● Dataset items
=-=-=-=-=

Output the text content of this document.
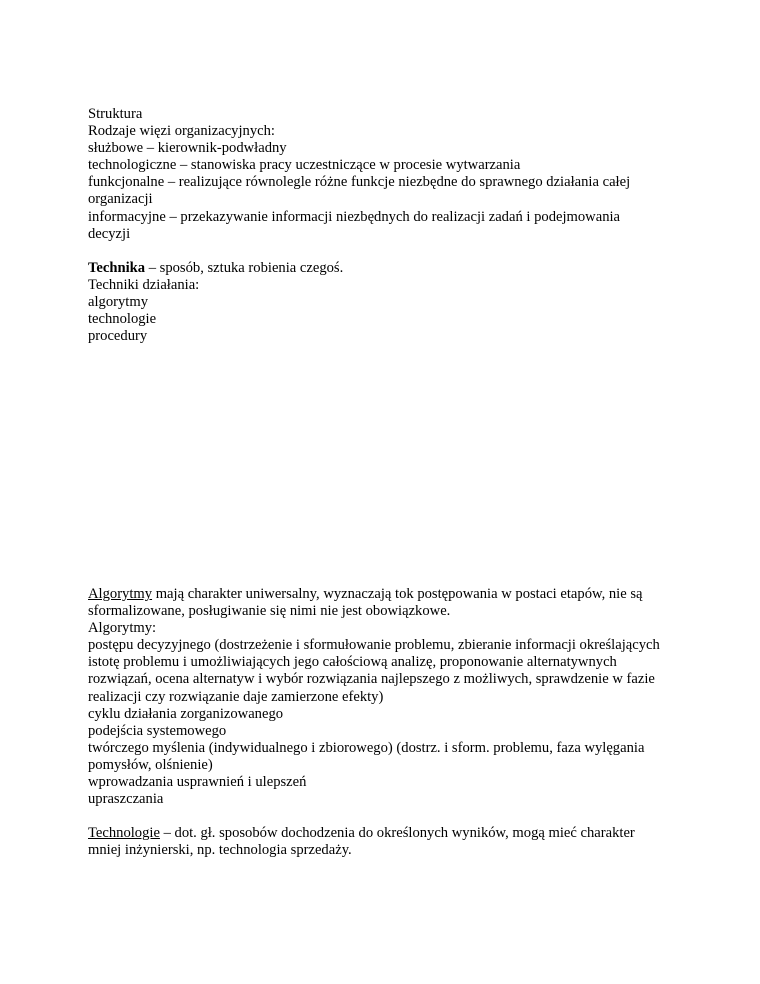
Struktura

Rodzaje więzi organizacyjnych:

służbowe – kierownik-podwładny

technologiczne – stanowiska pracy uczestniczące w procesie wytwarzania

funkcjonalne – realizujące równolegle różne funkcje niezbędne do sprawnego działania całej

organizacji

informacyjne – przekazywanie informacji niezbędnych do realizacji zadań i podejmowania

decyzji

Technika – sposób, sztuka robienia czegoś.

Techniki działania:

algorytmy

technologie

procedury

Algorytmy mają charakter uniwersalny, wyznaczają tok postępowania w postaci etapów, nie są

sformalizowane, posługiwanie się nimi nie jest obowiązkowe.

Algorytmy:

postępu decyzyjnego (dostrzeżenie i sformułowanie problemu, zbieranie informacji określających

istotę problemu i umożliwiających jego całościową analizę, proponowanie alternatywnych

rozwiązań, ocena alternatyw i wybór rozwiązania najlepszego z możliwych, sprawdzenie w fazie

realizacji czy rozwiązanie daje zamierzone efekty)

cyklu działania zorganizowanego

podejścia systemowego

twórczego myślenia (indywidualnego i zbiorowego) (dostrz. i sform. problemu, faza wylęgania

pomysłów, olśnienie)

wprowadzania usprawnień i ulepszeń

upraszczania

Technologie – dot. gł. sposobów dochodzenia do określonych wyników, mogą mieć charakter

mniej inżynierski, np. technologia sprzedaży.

=-=-=-=-=

● Problem requirements
Repeat the records word for word. Any picture in them should be left out.

● Task solution
Output the text content of this document.
Struktura

Rodzaje więzi organizacyjnych:

służbowe – kierownik-podwładny

technologiczne – stanowiska pracy uczestniczące w procesie wytwarzania

funkcjonalne – realizujące równolegle różne funkcje niezbędne do sprawnego działania całej

organizacji

informacyjne – przekazywanie informacji niezbędnych do realizacji zadań i podejmowania

decyzji

Technika – sposób, sztuka robienia czegoś.

Techniki działania:

algorytmy

technologie

procedury

Algorytmy mają charakter uniwersalny, wyznaczają tok postępowania w postaci etapów, nie są

sformalizowane, posługiwanie się nimi nie jest obowiązkowe.

Algorytmy:

postępu decyzyjnego (dostrzeżenie i sformułowanie problemu, zbieranie informacji określających

istotę problemu i umożliwiających jego całościową analizę, proponowanie alternatywnych

rozwiązań, ocena alternatyw i wybór rozwiązania najlepszego z możliwych, sprawdzenie w fazie

realizacji czy rozwiązanie daje zamierzone efekty)

cyklu działania zorganizowanego

podejścia systemowego

twórczego myślenia (indywidualnego i zbiorowego) (dostrz. i sform. problemu, faza wylęgania

pomysłów, olśnienie)

wprowadzania usprawnień i ulepszeń

upraszczania

Technologie – dot. gł. sposobów dochodzenia do określonych wyników, mogą mieć charakter

mniej inżynierski, np. technologia sprzedaży.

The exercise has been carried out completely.